### THE REQUEST
Reproduce each of the records below line for line, without changing anything, and leave out the pictures.

• • •

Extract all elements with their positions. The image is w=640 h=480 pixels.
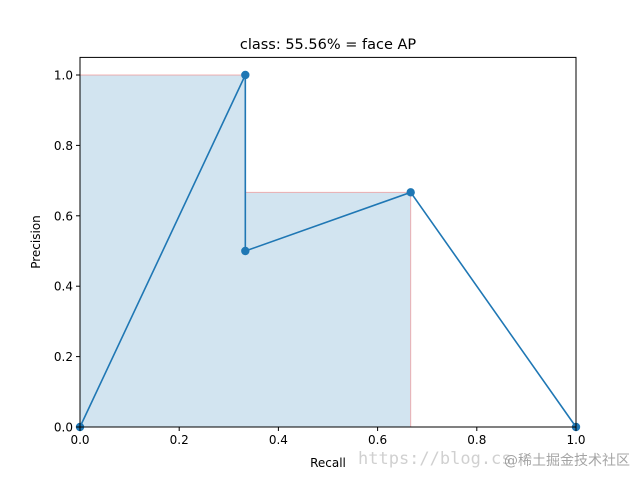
y-tick-label: 0.0: [54, 421, 73, 435]
x-tick-label: 1.0: [566, 433, 585, 447]
axes-frame: [79, 56, 577, 428]
x-tick-label: 0.4: [269, 433, 288, 447]
pr-data-point: [406, 188, 415, 197]
x-tick-label: 0.2: [170, 433, 189, 447]
y-axis-label: Precision: [29, 215, 43, 269]
y-tick-label: 0.8: [54, 139, 73, 153]
y-tick-label: 0.2: [54, 350, 73, 364]
y-tick-label: 0.6: [54, 209, 73, 223]
y-tick-label: 0.4: [54, 280, 73, 294]
x-axis-label: Recall: [310, 456, 346, 470]
pr-data-point: [241, 70, 250, 80]
y-tick-label: 1.0: [54, 69, 73, 83]
x-tick-label: 0.0: [70, 433, 89, 447]
x-tick-label: 0.6: [368, 433, 387, 447]
watermark-brand: @稀土掘金技术社区: [504, 453, 630, 469]
chart-title: class: 55.56% = face AP: [240, 37, 417, 53]
watermark-url: https://blog.cs: [358, 449, 512, 469]
x-tick-label: 0.8: [467, 433, 486, 447]
pr-data-point: [241, 246, 250, 256]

• • •

### ANSWER TO THIS TASK
Extract all elements with their positions. The image is w=640 h=480 pixels.
y-tick-label: 0.0: [54, 421, 73, 435]
x-tick-label: 1.0: [566, 433, 585, 447]
axes-frame: [79, 56, 577, 428]
x-tick-label: 0.4: [269, 433, 288, 447]
pr-data-point: [406, 188, 415, 197]
x-tick-label: 0.2: [170, 433, 189, 447]
y-axis-label: Precision: [29, 215, 43, 269]
y-tick-label: 0.8: [54, 139, 73, 153]
y-tick-label: 0.2: [54, 350, 73, 364]
y-tick-label: 0.6: [54, 209, 73, 223]
y-tick-label: 0.4: [54, 280, 73, 294]
x-axis-label: Recall: [310, 456, 346, 470]
pr-data-point: [241, 70, 250, 80]
y-tick-label: 1.0: [54, 69, 73, 83]
x-tick-label: 0.0: [70, 433, 89, 447]
x-tick-label: 0.6: [368, 433, 387, 447]
watermark-brand: @稀土掘金技术社区: [504, 453, 630, 469]
chart-title: class: 55.56% = face AP: [240, 37, 417, 53]
watermark-url: https://blog.cs: [358, 449, 512, 469]
x-tick-label: 0.8: [467, 433, 486, 447]
pr-data-point: [241, 246, 250, 256]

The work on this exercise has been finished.